Work to be completed>
Restate, word for word, all of the material shown below.

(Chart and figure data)
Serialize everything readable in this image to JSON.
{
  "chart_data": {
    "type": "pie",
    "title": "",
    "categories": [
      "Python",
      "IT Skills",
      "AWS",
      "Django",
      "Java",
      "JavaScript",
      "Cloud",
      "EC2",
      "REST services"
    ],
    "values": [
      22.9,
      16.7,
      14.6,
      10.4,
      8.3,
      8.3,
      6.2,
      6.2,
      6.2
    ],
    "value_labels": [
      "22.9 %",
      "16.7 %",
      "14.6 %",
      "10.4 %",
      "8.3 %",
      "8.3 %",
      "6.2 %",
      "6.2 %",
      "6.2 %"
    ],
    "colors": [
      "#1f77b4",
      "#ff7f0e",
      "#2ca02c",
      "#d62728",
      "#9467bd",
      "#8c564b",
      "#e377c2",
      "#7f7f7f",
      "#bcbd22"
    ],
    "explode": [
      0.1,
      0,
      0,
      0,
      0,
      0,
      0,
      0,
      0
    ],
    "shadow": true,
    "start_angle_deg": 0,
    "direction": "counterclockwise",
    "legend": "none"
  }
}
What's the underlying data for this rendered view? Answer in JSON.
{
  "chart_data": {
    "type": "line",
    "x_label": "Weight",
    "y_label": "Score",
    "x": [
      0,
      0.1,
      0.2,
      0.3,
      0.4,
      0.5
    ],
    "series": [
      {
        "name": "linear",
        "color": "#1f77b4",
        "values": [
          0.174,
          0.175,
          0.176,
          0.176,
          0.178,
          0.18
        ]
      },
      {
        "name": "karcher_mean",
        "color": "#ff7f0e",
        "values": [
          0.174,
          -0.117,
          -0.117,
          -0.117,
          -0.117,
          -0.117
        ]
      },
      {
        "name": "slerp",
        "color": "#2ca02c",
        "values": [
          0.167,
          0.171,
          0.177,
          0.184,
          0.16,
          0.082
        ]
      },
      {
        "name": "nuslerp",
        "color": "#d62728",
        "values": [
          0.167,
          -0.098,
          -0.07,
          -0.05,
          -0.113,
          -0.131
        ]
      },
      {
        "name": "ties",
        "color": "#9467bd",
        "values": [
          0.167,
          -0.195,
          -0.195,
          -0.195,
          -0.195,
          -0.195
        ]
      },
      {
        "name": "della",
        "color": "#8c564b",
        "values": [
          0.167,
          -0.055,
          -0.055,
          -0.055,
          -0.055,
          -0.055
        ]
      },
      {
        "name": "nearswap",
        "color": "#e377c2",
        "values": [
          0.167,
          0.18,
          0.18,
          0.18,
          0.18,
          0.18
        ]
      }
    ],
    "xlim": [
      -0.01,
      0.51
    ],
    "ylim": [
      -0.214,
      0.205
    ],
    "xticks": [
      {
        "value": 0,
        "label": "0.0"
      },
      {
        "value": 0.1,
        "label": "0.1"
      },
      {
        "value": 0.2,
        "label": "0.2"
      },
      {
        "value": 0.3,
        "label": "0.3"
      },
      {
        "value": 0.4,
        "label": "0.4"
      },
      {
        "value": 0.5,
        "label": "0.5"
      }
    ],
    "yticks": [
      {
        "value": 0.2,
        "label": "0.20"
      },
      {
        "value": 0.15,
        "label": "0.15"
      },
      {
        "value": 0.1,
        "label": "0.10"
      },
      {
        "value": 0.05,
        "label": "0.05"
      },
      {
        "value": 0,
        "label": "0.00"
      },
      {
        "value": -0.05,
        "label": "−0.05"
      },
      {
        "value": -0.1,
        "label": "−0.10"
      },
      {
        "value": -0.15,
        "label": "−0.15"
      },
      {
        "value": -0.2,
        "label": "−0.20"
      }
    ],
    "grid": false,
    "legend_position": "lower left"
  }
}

Response to this exercise>
Serialize everything readable in this image to JSON.
{
  "chart_data": {
    "type": "pie",
    "title": "",
    "categories": [
      "Python",
      "IT Skills",
      "AWS",
      "Django",
      "Java",
      "JavaScript",
      "Cloud",
      "EC2",
      "REST services"
    ],
    "values": [
      22.9,
      16.7,
      14.6,
      10.4,
      8.3,
      8.3,
      6.2,
      6.2,
      6.2
    ],
    "value_labels": [
      "22.9 %",
      "16.7 %",
      "14.6 %",
      "10.4 %",
      "8.3 %",
      "8.3 %",
      "6.2 %",
      "6.2 %",
      "6.2 %"
    ],
    "colors": [
      "#1f77b4",
      "#ff7f0e",
      "#2ca02c",
      "#d62728",
      "#9467bd",
      "#8c564b",
      "#e377c2",
      "#7f7f7f",
      "#bcbd22"
    ],
    "explode": [
      0.1,
      0,
      0,
      0,
      0,
      0,
      0,
      0,
      0
    ],
    "shadow": true,
    "start_angle_deg": 0,
    "direction": "counterclockwise",
    "legend": "none"
  }
}
What's the underlying data for this rendered view? Answer in JSON.
{
  "chart_data": {
    "type": "line",
    "x_label": "Weight",
    "y_label": "Score",
    "x": [
      0,
      0.1,
      0.2,
      0.3,
      0.4,
      0.5
    ],
    "series": [
      {
        "name": "linear",
        "color": "#1f77b4",
        "values": [
          0.174,
          0.175,
          0.176,
          0.176,
          0.178,
          0.18
        ]
      },
      {
        "name": "karcher_mean",
        "color": "#ff7f0e",
        "values": [
          0.174,
          -0.117,
          -0.117,
          -0.117,
          -0.117,
          -0.117
        ]
      },
      {
        "name": "slerp",
        "color": "#2ca02c",
        "values": [
          0.167,
          0.171,
          0.177,
          0.184,
          0.16,
          0.082
        ]
      },
      {
        "name": "nuslerp",
        "color": "#d62728",
        "values": [
          0.167,
          -0.098,
          -0.07,
          -0.05,
          -0.113,
          -0.131
        ]
      },
      {
        "name": "ties",
        "color": "#9467bd",
        "values": [
          0.167,
          -0.195,
          -0.195,
          -0.195,
          -0.195,
          -0.195
        ]
      },
      {
        "name": "della",
        "color": "#8c564b",
        "values": [
          0.167,
          -0.055,
          -0.055,
          -0.055,
          -0.055,
          -0.055
        ]
      },
      {
        "name": "nearswap",
        "color": "#e377c2",
        "values": [
          0.167,
          0.18,
          0.18,
          0.18,
          0.18,
          0.18
        ]
      }
    ],
    "xlim": [
      -0.01,
      0.51
    ],
    "ylim": [
      -0.214,
      0.205
    ],
    "xticks": [
      {
        "value": 0,
        "label": "0.0"
      },
      {
        "value": 0.1,
        "label": "0.1"
      },
      {
        "value": 0.2,
        "label": "0.2"
      },
      {
        "value": 0.3,
        "label": "0.3"
      },
      {
        "value": 0.4,
        "label": "0.4"
      },
      {
        "value": 0.5,
        "label": "0.5"
      }
    ],
    "yticks": [
      {
        "value": 0.2,
        "label": "0.20"
      },
      {
        "value": 0.15,
        "label": "0.15"
      },
      {
        "value": 0.1,
        "label": "0.10"
      },
      {
        "value": 0.05,
        "label": "0.05"
      },
      {
        "value": 0,
        "label": "0.00"
      },
      {
        "value": -0.05,
        "label": "−0.05"
      },
      {
        "value": -0.1,
        "label": "−0.10"
      },
      {
        "value": -0.15,
        "label": "−0.15"
      },
      {
        "value": -0.2,
        "label": "−0.20"
      }
    ],
    "grid": false,
    "legend_position": "lower left"
  }
}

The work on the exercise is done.